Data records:

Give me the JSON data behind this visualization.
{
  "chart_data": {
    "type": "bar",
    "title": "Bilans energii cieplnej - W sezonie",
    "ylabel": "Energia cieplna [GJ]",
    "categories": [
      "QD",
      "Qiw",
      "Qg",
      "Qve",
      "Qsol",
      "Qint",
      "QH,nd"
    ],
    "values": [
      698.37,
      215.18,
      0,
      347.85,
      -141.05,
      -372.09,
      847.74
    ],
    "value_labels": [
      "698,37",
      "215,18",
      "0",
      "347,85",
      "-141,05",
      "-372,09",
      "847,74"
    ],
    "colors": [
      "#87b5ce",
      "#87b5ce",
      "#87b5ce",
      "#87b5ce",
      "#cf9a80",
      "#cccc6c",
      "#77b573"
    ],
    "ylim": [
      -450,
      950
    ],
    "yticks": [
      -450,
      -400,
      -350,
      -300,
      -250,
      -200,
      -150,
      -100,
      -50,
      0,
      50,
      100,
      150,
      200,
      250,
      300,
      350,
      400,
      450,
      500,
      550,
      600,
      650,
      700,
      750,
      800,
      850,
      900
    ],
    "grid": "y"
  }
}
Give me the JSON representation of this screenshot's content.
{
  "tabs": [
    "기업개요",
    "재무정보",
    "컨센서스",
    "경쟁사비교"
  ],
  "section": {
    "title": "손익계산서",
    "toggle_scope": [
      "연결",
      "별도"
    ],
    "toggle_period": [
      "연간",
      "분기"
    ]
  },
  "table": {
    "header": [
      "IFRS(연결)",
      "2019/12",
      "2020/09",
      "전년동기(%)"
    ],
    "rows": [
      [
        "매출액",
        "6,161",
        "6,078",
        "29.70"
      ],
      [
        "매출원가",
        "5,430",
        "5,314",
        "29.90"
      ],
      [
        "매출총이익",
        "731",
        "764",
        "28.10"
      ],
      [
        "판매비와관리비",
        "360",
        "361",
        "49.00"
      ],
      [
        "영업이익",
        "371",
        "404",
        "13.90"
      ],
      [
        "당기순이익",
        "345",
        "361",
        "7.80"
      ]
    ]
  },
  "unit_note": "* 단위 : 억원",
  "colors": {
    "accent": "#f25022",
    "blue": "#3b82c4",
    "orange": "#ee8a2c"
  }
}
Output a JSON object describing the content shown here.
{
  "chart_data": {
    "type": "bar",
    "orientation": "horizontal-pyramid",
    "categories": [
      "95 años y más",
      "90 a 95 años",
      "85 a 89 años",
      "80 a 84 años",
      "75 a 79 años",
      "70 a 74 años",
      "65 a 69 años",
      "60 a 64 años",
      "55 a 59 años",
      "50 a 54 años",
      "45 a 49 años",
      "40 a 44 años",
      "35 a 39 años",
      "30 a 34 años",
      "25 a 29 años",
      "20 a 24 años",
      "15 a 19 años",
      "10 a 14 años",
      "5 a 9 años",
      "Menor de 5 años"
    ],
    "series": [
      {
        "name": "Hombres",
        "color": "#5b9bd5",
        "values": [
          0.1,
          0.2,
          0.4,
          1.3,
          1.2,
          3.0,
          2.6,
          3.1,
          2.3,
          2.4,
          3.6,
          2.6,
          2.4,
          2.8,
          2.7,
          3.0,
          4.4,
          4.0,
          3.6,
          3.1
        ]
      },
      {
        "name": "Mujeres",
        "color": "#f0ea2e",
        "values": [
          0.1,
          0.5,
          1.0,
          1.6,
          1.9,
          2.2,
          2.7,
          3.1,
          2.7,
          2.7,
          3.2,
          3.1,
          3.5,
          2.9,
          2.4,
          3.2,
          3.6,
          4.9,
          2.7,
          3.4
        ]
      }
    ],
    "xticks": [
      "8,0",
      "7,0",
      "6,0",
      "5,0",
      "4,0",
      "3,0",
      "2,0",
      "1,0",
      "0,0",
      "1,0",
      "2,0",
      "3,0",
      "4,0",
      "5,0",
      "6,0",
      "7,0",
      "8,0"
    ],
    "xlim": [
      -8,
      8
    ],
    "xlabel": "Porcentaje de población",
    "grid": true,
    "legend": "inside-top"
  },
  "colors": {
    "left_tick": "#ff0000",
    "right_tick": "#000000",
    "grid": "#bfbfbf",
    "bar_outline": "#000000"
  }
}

## Work to do
In the records, locate each line holding the string "JSON" and copy it.

## Reply
Give me the JSON data behind this visualization.
Give me the JSON representation of this screenshot's content.
Output a JSON object describing the content shown here.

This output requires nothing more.